PASSAGE -
=== Begin Enclosure ===
On 12/16/2010 3:02 PM, Wade Chandler wrote:
Now, the one place that doesn't seem a waste of time is using those unmarshalled
Entries and fields for lookup. Seems having those realized in memory already is
much faster. A way to speed up the overall effort would be to store the
serialized form along with the realized/unmarshalled form in the list or what
ever data structure since these held instances are immutable per the
write/read/take operations; no reserialization. Then the serialized form can be
returned immediately. More memory of course, but that could be limited with a
logical archiving mechanism for memory which hasn't been accessed for a period
of time (paging essentially of the serialized form). A hash, depending on size,
would of course work for that whether on disk or in memory.
=== End Enclosure ===
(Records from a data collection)
=== Begin Enclosure ===
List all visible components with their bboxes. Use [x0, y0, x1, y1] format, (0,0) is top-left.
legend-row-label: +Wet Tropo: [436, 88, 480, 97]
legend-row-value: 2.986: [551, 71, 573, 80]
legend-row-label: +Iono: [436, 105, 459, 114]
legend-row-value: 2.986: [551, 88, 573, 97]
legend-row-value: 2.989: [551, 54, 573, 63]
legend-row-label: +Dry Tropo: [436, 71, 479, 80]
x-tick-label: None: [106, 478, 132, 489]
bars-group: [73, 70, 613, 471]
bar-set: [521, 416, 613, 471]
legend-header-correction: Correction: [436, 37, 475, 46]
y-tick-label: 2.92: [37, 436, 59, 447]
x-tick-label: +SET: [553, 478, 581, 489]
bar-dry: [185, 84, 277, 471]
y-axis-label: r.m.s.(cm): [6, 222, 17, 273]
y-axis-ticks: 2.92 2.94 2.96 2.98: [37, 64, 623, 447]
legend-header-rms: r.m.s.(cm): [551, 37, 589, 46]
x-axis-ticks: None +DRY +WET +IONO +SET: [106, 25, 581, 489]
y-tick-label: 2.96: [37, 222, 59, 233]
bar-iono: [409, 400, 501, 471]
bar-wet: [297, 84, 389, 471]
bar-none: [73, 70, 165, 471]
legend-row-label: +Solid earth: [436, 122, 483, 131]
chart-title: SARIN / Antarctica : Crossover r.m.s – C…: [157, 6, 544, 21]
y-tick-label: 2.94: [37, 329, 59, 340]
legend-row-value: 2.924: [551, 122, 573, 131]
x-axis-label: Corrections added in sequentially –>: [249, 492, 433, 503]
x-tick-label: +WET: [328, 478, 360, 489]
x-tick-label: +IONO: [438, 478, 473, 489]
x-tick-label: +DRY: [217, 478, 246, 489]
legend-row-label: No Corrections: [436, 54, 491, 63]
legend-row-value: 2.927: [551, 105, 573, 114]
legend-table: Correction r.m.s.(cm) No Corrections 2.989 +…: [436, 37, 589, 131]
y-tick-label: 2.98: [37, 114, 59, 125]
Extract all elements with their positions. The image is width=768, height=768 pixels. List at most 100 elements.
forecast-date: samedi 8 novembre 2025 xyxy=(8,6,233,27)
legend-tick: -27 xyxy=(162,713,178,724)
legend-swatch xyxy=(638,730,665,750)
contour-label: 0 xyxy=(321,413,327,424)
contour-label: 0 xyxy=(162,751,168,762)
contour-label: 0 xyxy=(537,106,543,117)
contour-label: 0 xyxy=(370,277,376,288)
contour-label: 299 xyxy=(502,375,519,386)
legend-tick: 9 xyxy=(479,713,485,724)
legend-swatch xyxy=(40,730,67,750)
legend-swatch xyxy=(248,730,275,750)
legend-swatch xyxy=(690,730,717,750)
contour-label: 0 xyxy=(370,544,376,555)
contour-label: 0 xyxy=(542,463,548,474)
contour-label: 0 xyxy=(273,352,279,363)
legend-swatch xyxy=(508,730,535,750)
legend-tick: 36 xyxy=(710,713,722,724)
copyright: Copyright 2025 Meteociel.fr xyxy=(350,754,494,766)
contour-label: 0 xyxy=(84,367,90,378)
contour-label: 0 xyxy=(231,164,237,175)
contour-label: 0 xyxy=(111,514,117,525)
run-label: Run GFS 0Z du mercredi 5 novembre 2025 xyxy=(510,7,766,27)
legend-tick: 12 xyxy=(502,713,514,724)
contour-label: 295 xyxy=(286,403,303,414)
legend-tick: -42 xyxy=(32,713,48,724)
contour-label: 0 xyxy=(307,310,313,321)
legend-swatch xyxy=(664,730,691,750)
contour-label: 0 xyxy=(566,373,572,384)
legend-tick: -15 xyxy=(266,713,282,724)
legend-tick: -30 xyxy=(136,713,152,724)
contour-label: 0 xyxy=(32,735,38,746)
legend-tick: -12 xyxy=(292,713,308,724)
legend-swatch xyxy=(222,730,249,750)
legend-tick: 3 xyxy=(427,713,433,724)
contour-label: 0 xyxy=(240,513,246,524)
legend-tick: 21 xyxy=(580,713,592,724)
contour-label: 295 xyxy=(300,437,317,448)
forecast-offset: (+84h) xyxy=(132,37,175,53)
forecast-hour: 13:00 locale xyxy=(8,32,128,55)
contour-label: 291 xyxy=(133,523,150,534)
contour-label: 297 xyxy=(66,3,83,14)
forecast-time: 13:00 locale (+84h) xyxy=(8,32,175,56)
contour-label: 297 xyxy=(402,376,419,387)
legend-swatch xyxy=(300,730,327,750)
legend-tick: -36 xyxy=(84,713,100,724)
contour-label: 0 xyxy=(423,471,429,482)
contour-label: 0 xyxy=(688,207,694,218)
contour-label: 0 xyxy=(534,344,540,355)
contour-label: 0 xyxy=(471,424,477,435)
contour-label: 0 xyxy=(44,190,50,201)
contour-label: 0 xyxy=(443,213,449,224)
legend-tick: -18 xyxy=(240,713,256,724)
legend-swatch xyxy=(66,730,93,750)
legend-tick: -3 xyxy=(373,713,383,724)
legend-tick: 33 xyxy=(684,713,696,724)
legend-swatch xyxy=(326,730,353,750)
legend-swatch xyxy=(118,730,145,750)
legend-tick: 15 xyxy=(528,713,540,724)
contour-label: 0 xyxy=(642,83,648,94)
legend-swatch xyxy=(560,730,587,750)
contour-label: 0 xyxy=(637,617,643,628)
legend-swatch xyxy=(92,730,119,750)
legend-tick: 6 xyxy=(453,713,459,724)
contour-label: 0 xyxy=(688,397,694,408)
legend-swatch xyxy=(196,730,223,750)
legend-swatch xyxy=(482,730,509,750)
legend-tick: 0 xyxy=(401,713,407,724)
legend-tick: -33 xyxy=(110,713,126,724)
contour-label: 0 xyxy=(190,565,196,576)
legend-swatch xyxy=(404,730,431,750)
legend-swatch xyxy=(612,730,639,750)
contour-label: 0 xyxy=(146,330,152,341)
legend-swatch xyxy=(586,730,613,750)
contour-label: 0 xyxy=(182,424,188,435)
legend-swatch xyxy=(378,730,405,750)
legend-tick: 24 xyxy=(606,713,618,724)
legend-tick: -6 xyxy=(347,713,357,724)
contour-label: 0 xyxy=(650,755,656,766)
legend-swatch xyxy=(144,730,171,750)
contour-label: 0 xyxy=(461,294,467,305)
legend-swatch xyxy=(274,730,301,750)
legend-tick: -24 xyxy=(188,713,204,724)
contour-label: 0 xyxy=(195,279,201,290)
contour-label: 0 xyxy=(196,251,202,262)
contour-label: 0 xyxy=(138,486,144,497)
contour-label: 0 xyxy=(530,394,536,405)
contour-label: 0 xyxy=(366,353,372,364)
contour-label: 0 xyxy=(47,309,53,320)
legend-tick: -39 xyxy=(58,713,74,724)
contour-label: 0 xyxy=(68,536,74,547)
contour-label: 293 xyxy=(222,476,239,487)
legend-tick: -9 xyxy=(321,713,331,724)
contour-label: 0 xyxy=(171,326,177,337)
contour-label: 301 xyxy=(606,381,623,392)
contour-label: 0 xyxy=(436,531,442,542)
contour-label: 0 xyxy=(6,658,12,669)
=== End Enclosure ===
TASKS TO PERFORM -
A. Summarize the passage on serialized entries in two sentences.
B. In the passage on serialized entries, what could limit the extra memory used by storing both forms?
C. Write the next few sentences of the passage on serialized entries, picking up after its final line.

ANSWERS FOR THE EXERCISE -
A. Wade Chandler notes that using unmarshalled entries and fields for lookup is worthwhile because having them already realized in memory is much faster. To speed things up overall, the suggestion is to store the serialized form alongside the unmarshalled form so it can be returned immediately, with the added memory limited by archiving or paging out serialized forms that haven't been accessed for a period of time.

B. A logical archiving mechanism that pages out the serialized form of memory that hasn't been accessed for a period of time.

C.
Dwelling further, it doesn't seem probable to just take the Entry fields and
serialize them associate them with their hash (hashCode) and then use something
to compare those things because there is a possibility that hashCode hasn't been
overridden and thus equals and hashCode won't necessarily both represent
equality with the same meaning. Were there some guarantee that is the case, then
that would be possible to do.

This is the type of thought that I gave when deciding to split keys and values in griddle, and to wrap them into an object which has a "matches" implementation along with equals and hashCode. This allows "canned" matching to be in the classpath of the server, so no "downloaded code" for that, as well as allow unmarshalling of keys, which are intended to only ever be "native" types, or types already in the classpath of the server.